### Dataset excerpts:

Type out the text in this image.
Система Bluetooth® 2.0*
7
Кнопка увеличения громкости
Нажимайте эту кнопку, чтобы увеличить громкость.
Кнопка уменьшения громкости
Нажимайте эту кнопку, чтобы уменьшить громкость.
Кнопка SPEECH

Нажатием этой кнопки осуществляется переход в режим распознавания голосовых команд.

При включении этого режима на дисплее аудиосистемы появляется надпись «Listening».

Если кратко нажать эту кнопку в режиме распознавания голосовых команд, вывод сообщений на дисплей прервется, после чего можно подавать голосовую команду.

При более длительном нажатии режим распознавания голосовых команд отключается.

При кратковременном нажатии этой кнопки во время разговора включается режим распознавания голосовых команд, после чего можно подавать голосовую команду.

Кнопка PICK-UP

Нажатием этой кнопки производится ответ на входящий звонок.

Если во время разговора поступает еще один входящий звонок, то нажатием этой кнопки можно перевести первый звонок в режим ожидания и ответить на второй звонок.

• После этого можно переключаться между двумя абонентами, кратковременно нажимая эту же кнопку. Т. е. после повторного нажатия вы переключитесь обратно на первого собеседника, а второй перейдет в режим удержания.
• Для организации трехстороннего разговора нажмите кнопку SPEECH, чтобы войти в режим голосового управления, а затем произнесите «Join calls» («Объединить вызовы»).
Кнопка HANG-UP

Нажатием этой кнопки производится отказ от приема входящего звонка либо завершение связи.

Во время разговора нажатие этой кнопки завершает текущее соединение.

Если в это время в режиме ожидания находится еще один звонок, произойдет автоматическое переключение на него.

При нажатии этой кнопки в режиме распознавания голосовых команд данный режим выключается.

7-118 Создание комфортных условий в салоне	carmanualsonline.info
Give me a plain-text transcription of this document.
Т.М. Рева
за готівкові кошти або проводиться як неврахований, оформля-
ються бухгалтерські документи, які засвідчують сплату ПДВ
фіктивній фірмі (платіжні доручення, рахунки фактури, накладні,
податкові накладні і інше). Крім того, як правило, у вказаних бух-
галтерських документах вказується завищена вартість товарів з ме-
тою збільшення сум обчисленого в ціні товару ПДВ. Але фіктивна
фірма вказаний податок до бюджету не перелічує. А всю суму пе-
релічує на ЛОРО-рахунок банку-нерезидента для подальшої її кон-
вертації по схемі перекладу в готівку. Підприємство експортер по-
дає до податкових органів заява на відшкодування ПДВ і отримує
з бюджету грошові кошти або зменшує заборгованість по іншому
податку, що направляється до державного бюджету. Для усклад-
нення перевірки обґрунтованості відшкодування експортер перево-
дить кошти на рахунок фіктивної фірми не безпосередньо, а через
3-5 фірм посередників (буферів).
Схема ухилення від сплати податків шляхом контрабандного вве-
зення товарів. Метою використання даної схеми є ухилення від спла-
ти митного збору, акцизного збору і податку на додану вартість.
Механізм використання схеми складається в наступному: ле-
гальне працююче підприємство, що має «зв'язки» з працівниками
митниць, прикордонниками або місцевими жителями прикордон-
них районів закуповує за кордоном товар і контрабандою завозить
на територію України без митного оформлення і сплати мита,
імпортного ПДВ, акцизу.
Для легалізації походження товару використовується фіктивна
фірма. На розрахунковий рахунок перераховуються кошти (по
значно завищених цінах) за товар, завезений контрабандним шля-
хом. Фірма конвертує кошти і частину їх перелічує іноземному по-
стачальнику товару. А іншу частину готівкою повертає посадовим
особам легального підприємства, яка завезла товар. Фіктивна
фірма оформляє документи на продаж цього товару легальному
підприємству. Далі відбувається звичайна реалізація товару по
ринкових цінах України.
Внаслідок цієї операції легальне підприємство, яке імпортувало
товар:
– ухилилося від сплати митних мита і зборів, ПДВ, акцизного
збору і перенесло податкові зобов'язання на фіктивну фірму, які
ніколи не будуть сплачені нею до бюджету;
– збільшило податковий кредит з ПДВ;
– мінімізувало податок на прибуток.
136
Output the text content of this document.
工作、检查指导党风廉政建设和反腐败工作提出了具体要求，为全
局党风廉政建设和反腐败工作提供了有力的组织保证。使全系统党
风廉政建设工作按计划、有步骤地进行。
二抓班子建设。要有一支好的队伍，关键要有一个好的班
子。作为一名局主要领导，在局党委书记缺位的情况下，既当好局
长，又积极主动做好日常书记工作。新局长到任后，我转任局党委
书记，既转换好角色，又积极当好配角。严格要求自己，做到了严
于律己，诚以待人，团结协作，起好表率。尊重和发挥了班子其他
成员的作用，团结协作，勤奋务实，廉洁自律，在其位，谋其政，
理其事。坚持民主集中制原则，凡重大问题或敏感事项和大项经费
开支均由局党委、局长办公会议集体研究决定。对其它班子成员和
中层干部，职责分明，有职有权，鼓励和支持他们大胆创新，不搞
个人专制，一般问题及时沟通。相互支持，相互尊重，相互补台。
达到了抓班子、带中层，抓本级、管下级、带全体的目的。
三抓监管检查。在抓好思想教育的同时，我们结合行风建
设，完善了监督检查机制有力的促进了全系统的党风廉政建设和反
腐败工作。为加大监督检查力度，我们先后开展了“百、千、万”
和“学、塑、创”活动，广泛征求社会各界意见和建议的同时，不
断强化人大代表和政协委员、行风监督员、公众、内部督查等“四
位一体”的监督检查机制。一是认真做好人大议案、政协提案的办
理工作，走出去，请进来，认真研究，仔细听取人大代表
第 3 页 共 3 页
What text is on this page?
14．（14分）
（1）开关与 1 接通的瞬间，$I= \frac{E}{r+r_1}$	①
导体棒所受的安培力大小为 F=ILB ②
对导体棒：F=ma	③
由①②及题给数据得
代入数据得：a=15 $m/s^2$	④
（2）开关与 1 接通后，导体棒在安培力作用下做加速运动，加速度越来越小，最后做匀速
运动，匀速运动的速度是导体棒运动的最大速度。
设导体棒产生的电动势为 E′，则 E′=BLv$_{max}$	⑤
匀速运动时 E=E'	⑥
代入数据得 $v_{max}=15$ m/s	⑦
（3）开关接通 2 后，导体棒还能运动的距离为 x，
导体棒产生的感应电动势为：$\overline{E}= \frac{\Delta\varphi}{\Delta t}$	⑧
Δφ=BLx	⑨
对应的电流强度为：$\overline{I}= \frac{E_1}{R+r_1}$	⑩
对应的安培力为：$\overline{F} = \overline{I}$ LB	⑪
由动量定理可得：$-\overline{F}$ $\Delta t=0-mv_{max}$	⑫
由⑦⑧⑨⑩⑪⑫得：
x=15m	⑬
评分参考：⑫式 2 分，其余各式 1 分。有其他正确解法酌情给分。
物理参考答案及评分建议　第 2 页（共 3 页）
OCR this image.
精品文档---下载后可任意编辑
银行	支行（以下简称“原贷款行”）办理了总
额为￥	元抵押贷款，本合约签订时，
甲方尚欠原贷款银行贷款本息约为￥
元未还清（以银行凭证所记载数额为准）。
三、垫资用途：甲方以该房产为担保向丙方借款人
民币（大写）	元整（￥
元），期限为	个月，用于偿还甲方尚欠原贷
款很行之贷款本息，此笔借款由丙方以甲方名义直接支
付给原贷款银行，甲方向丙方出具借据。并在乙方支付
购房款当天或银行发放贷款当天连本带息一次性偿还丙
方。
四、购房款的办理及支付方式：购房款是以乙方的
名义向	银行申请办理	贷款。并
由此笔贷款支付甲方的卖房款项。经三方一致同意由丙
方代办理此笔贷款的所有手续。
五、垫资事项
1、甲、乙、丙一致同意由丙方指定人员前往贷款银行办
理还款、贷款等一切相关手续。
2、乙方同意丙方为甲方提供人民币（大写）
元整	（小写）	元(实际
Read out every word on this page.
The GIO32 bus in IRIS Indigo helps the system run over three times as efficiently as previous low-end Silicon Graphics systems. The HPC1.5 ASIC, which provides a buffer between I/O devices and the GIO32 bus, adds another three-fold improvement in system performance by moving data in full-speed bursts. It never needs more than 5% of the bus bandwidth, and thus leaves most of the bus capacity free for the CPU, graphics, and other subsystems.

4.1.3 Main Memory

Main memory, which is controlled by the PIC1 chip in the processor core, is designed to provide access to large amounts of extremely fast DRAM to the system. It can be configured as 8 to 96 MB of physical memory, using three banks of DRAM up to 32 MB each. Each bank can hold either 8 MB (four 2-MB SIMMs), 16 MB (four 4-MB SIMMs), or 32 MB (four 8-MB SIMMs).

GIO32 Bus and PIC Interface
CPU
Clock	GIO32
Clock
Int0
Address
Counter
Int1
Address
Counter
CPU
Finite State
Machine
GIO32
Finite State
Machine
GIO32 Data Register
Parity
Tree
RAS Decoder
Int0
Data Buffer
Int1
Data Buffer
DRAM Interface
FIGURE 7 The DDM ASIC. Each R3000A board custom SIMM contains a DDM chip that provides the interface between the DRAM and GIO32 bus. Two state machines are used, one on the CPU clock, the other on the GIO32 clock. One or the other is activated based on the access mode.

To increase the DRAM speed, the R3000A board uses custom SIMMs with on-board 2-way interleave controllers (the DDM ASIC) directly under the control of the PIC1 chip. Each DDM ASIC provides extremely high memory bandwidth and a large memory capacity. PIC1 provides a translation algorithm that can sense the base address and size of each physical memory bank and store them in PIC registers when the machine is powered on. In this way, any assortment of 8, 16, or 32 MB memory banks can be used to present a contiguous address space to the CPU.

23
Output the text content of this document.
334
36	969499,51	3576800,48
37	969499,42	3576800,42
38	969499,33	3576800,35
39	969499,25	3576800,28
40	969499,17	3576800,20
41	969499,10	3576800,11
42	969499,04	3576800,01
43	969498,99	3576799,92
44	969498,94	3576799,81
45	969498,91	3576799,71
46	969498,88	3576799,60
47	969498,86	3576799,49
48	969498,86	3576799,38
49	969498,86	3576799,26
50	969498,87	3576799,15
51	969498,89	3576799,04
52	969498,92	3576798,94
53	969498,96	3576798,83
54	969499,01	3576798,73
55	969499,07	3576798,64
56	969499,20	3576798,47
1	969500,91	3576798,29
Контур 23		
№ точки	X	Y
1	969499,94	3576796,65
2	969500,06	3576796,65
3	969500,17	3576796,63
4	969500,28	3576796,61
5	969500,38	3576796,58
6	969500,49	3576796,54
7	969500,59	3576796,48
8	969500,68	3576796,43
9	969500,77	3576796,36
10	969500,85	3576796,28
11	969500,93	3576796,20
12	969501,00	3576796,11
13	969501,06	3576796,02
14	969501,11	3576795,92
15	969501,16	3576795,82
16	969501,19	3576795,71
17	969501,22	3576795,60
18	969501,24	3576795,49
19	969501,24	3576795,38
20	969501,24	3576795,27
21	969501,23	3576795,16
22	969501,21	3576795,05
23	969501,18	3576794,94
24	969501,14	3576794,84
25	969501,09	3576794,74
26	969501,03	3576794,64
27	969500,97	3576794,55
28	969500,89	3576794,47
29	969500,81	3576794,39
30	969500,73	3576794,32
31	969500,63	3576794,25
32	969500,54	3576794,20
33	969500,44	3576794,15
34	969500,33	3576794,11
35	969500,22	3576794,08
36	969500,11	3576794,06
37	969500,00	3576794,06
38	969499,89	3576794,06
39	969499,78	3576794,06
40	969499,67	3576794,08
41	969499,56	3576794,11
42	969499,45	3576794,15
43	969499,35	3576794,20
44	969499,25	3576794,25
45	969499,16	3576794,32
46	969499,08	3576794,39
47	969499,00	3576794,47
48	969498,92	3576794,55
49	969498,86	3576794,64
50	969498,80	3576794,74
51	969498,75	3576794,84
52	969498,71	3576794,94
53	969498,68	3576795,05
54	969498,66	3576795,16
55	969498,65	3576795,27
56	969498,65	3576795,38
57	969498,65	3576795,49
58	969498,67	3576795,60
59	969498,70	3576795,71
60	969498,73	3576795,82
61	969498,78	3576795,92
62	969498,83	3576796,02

### Exercise objective:
Gather all lines of the records that include the word "товару".

### Worked solution:
тою збільшення сум обчисленого в ціні товару ПДВ. Але фіктивна
Для легалізації походження товару використовується фіктивна
стачальнику товару. А іншу частину готівкою повертає посадовим
фірма оформляє документи на продаж цього товару легальному
підприємству. Далі відбувається звичайна реалізація товару по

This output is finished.